▶ Exercise requirements
Lines that include the word "Resources" are the ones to copy.

▶ Record excerpts

____

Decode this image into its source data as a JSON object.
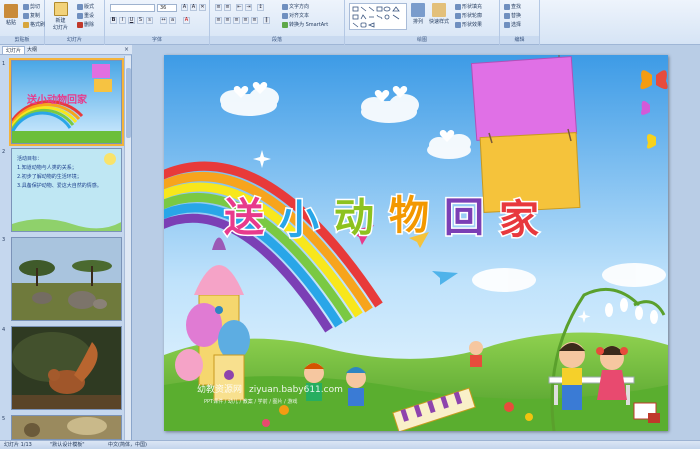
{
  "ribbon": {
    "groups": [
      {
        "label": "剪贴板"
      },
      {
        "label": "幻灯片"
      },
      {
        "label": "字体"
      },
      {
        "label": "段落"
      },
      {
        "label": "绘图"
      },
      {
        "label": "编辑"
      }
    ],
    "clipboard": {
      "paste": "粘贴",
      "cut": "剪切",
      "copy": "复制",
      "format_painter": "格式刷"
    },
    "slides": {
      "new_slide": "新建\n幻灯片",
      "layout": "版式",
      "reset": "重设",
      "delete": "删除"
    },
    "font": {
      "font_size": "36"
    },
    "paragraph": {
      "text_direction": "文字方向",
      "align_text": "对齐文本",
      "smartart": "转换为 SmartArt"
    },
    "drawing": {
      "arrange": "排列",
      "quick_styles": "快速样式",
      "shape_fill": "形状填充",
      "shape_outline": "形状轮廓",
      "shape_effects": "形状效果"
    },
    "editing": {
      "find": "查找",
      "replace": "替换",
      "select": "选择"
    }
  },
  "panel": {
    "tabs": [
      "幻灯片",
      "大纲"
    ],
    "close": "×",
    "slides": [
      {
        "number": "1",
        "title": "送小动物回家"
      },
      {
        "number": "2",
        "heading": "活动目标：",
        "lines": [
          "1.知道动物与人类的关系；",
          "2.初步了解动物的生活环境；",
          "3.具备保护动物、爱这大自然的情感。"
        ]
      },
      {
        "number": "3"
      },
      {
        "number": "4"
      },
      {
        "number": "5"
      }
    ]
  },
  "slide": {
    "title_chars": [
      "送",
      "小",
      "动",
      "物",
      "回",
      "家"
    ],
    "title_colors": [
      "#e83a8c",
      "#29a6e8",
      "#8dc21f",
      "#f39800",
      "#7b3fb5",
      "#e8383d"
    ],
    "watermark_site": "幼教资源网",
    "watermark_url": "ziyuan.baby611.com",
    "watermark_sub": "PPT课件 / 幼儿 / 教案 / 学前 / 图片 / 游戏"
  },
  "status": {
    "slide_counter": "幻灯片 1/13",
    "theme": "\"默认设计模板\"",
    "language": "中文(简体，中国)"
  }
}
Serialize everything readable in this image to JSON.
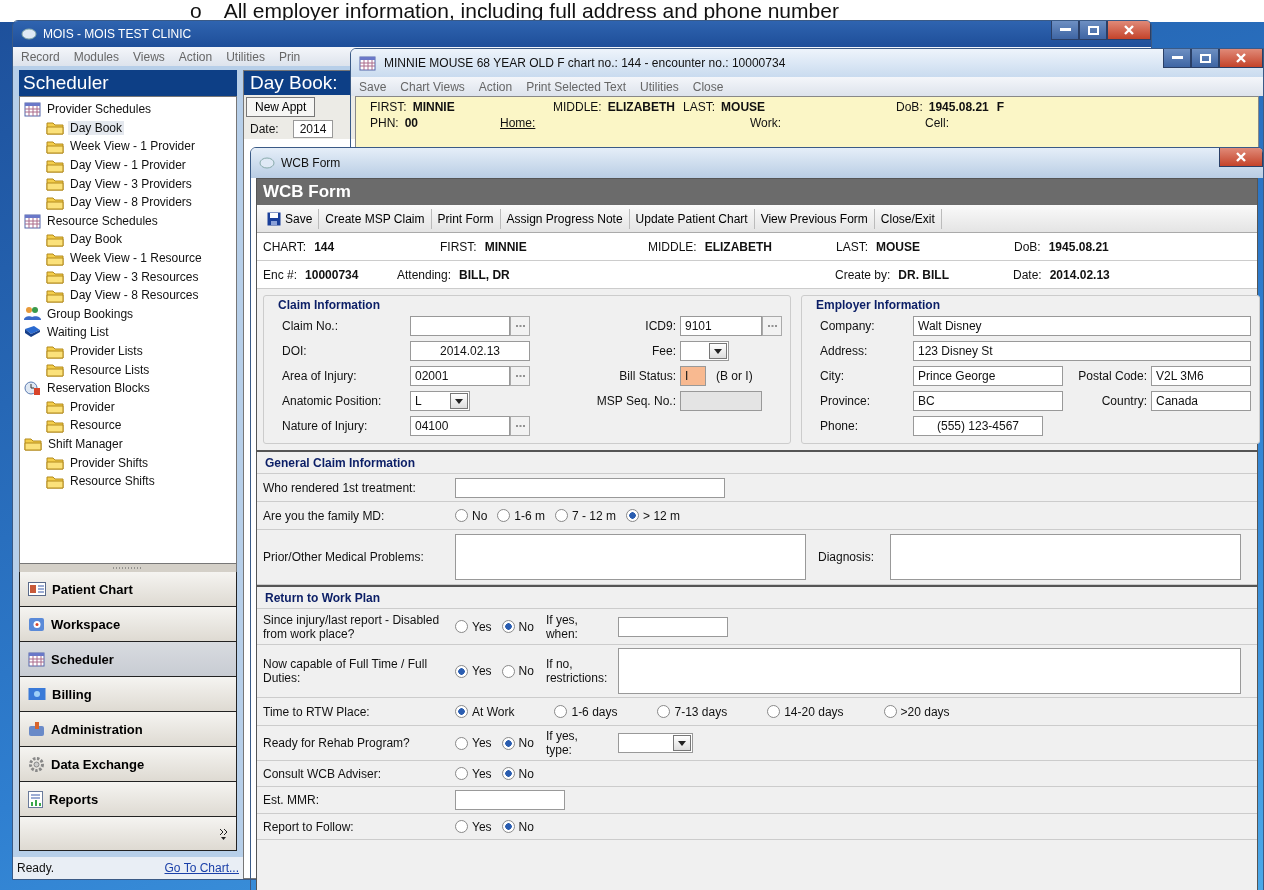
{
  "caption": {
    "bullet": "o",
    "text": "All employer information, including full address and phone number"
  },
  "main_window": {
    "title": "MOIS - MOIS TEST CLINIC",
    "menu": [
      "Record",
      "Modules",
      "Views",
      "Action",
      "Utilities",
      "Prin"
    ],
    "sidebar": {
      "title": "Scheduler",
      "tree": [
        {
          "label": "Provider Schedules",
          "kind": "calendar",
          "children": [
            {
              "label": "Day Book",
              "selected": true
            },
            {
              "label": "Week View - 1 Provider",
              "selected": false
            },
            {
              "label": "Day View - 1 Provider",
              "selected": false
            },
            {
              "label": "Day View - 3 Providers",
              "selected": false
            },
            {
              "label": "Day View - 8 Providers",
              "selected": false
            }
          ]
        },
        {
          "label": "Resource Schedules",
          "kind": "calendar",
          "children": [
            {
              "label": "Day Book",
              "selected": false
            },
            {
              "label": "Week View - 1 Resource",
              "selected": false
            },
            {
              "label": "Day View - 3 Resources",
              "selected": false
            },
            {
              "label": "Day View - 8 Resources",
              "selected": false
            }
          ]
        },
        {
          "label": "Group Bookings",
          "kind": "people"
        },
        {
          "label": "Waiting List",
          "kind": "book",
          "children": [
            {
              "label": "Provider Lists",
              "selected": false
            },
            {
              "label": "Resource Lists",
              "selected": false
            }
          ]
        },
        {
          "label": "Reservation Blocks",
          "kind": "clock",
          "children": [
            {
              "label": "Provider",
              "selected": false
            },
            {
              "label": "Resource",
              "selected": false
            }
          ]
        },
        {
          "label": "Shift Manager",
          "kind": "folder",
          "children": [
            {
              "label": "Provider Shifts",
              "selected": false
            },
            {
              "label": "Resource Shifts",
              "selected": false
            }
          ]
        }
      ],
      "nav": [
        {
          "label": "Patient Chart",
          "kind": "card",
          "selected": false
        },
        {
          "label": "Workspace",
          "kind": "cube",
          "selected": false
        },
        {
          "label": "Scheduler",
          "kind": "calendar",
          "selected": true
        },
        {
          "label": "Billing",
          "kind": "bill",
          "selected": false
        },
        {
          "label": "Administration",
          "kind": "admin",
          "selected": false
        },
        {
          "label": "Data Exchange",
          "kind": "gear",
          "selected": false
        },
        {
          "label": "Reports",
          "kind": "report",
          "selected": false
        }
      ]
    },
    "content": {
      "title": "Day Book:",
      "button": "New Appt",
      "date_label": "Date:",
      "date_value": "2014"
    },
    "status_bar": {
      "text": "Ready.",
      "link": "Go To Chart..."
    }
  },
  "chart_window": {
    "title": "MINNIE MOUSE 68 YEAR OLD F   chart no.: 144 -   encounter no.: 10000734",
    "menu": [
      "Save",
      "Chart Views",
      "Action",
      "Print Selected Text",
      "Utilities",
      "Close"
    ],
    "rows": [
      [
        {
          "kind": "field",
          "label": "FIRST:",
          "value": "MINNIE"
        },
        {
          "kind": "field",
          "label": "MIDDLE:",
          "value": "ELIZABETH"
        },
        {
          "kind": "field",
          "label": "LAST:",
          "value": "MOUSE"
        },
        {
          "kind": "field",
          "label": "DoB:",
          "value": "1945.08.21"
        },
        {
          "kind": "field",
          "value": "F"
        }
      ],
      [
        {
          "kind": "field",
          "label": "PHN:",
          "value": "00"
        },
        {
          "kind": "link",
          "label": "Home:"
        },
        {
          "kind": "field",
          "label": "Work:"
        },
        {
          "kind": "field",
          "label": "Cell:"
        }
      ]
    ]
  },
  "wcb_form": {
    "window_title": "WCB Form",
    "header": "WCB Form",
    "toolbar": [
      "Save",
      "Create MSP Claim",
      "Print Form",
      "Assign Progress Note",
      "Update Patient Chart",
      "View Previous Form",
      "Close/Exit"
    ],
    "patient_rows": [
      [
        {
          "label": "CHART:",
          "value": "144"
        },
        {
          "label": "FIRST:",
          "value": "MINNIE"
        },
        {
          "label": "MIDDLE:",
          "value": "ELIZABETH"
        },
        {
          "label": "LAST:",
          "value": "MOUSE"
        },
        {
          "label": "DoB:",
          "value": "1945.08.21"
        }
      ],
      [
        {
          "label": "Enc #:",
          "value": "10000734"
        },
        {
          "label": "Attending:",
          "value": "BILL, DR"
        },
        {
          "label": "Create by:",
          "value": "DR. BILL"
        },
        {
          "label": "Date:",
          "value": "2014.02.13"
        }
      ]
    ],
    "claim": {
      "title": "Claim Information",
      "left": [
        {
          "label": "Claim No.:",
          "kind": "lookup"
        },
        {
          "label": "DOI:",
          "kind": "centered",
          "value": "2014.02.13"
        },
        {
          "label": "Area of Injury:",
          "kind": "lookup",
          "value": "02001"
        },
        {
          "label": "Anatomic Position:",
          "kind": "select",
          "value": "L"
        },
        {
          "label": "Nature of Injury:",
          "kind": "lookup",
          "value": "04100"
        }
      ],
      "right": [
        {
          "label": "ICD9:",
          "kind": "lookup",
          "value": "9101"
        },
        {
          "label": "Fee:",
          "kind": "select"
        },
        {
          "label": "Bill Status:",
          "kind": "flagged",
          "value": "I",
          "suffix": "(B or I)"
        },
        {
          "label": "MSP Seq. No.:",
          "kind": "disabled"
        }
      ]
    },
    "employer": {
      "title": "Employer Information",
      "rows": [
        [
          {
            "label": "Company:",
            "value": "Walt Disney"
          }
        ],
        [
          {
            "label": "Address:",
            "value": "123 Disney St"
          }
        ],
        [
          {
            "label": "City:",
            "value": "Prince George"
          },
          {
            "label": "Postal Code:",
            "value": "V2L 3M6"
          }
        ],
        [
          {
            "label": "Province:",
            "value": "BC"
          },
          {
            "label": "Country:",
            "value": "Canada"
          }
        ],
        [
          {
            "label": "Phone:",
            "value": "(555) 123-4567",
            "kind": "centered"
          }
        ]
      ]
    },
    "sections": [
      {
        "title": "General Claim Information",
        "rows": [
          {
            "label": "Who rendered 1st treatment:",
            "parts": [
              {
                "kind": "wide-input"
              }
            ]
          },
          {
            "label": "Are you the family MD:",
            "parts": [
              {
                "kind": "radios",
                "options": [
                  {
                    "label": "No",
                    "selected": false
                  },
                  {
                    "label": "1-6 m",
                    "selected": false
                  },
                  {
                    "label": "7 - 12 m",
                    "selected": false
                  },
                  {
                    "label": "> 12 m",
                    "selected": true
                  }
                ]
              }
            ]
          },
          {
            "label": "Prior/Other Medical Problems:",
            "parts": [
              {
                "kind": "textarea"
              },
              {
                "kind": "label",
                "text": "Diagnosis:"
              },
              {
                "kind": "textarea"
              }
            ]
          }
        ]
      },
      {
        "title": "Return to Work Plan",
        "rows": [
          {
            "label": "Since injury/last report - Disabled from work place?",
            "parts": [
              {
                "kind": "radios",
                "options": [
                  {
                    "label": "Yes",
                    "selected": false
                  },
                  {
                    "label": "No",
                    "selected": true
                  }
                ]
              },
              {
                "kind": "label",
                "text": "If yes, when:"
              },
              {
                "kind": "input"
              }
            ]
          },
          {
            "label": "Now capable of Full Time / Full Duties:",
            "parts": [
              {
                "kind": "radios",
                "options": [
                  {
                    "label": "Yes",
                    "selected": true
                  },
                  {
                    "label": "No",
                    "selected": false
                  }
                ]
              },
              {
                "kind": "label",
                "text": "If no, restrictions:"
              },
              {
                "kind": "textarea"
              }
            ]
          },
          {
            "label": "Time to RTW Place:",
            "parts": [
              {
                "kind": "spread-radios",
                "options": [
                  {
                    "label": "At Work",
                    "selected": true
                  },
                  {
                    "label": "1-6 days",
                    "selected": false
                  },
                  {
                    "label": "7-13 days",
                    "selected": false
                  },
                  {
                    "label": "14-20 days",
                    "selected": false
                  },
                  {
                    "label": ">20 days",
                    "selected": false
                  }
                ]
              }
            ]
          },
          {
            "label": "Ready for Rehab Program?",
            "parts": [
              {
                "kind": "radios",
                "options": [
                  {
                    "label": "Yes",
                    "selected": false
                  },
                  {
                    "label": "No",
                    "selected": true
                  }
                ]
              },
              {
                "kind": "label",
                "text": "If yes, type:"
              },
              {
                "kind": "select"
              }
            ]
          },
          {
            "label": "Consult WCB Adviser:",
            "parts": [
              {
                "kind": "radios",
                "options": [
                  {
                    "label": "Yes",
                    "selected": false
                  },
                  {
                    "label": "No",
                    "selected": true
                  }
                ]
              }
            ]
          },
          {
            "label": "Est. MMR:",
            "parts": [
              {
                "kind": "input"
              }
            ]
          },
          {
            "label": "Report to Follow:",
            "parts": [
              {
                "kind": "radios",
                "options": [
                  {
                    "label": "Yes",
                    "selected": false
                  },
                  {
                    "label": "No",
                    "selected": true
                  }
                ]
              }
            ]
          }
        ]
      }
    ]
  }
}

____

▶ Answer to the task
              "label": "Day View - 3 Resources",
              "label": "Day View - 8 Resources",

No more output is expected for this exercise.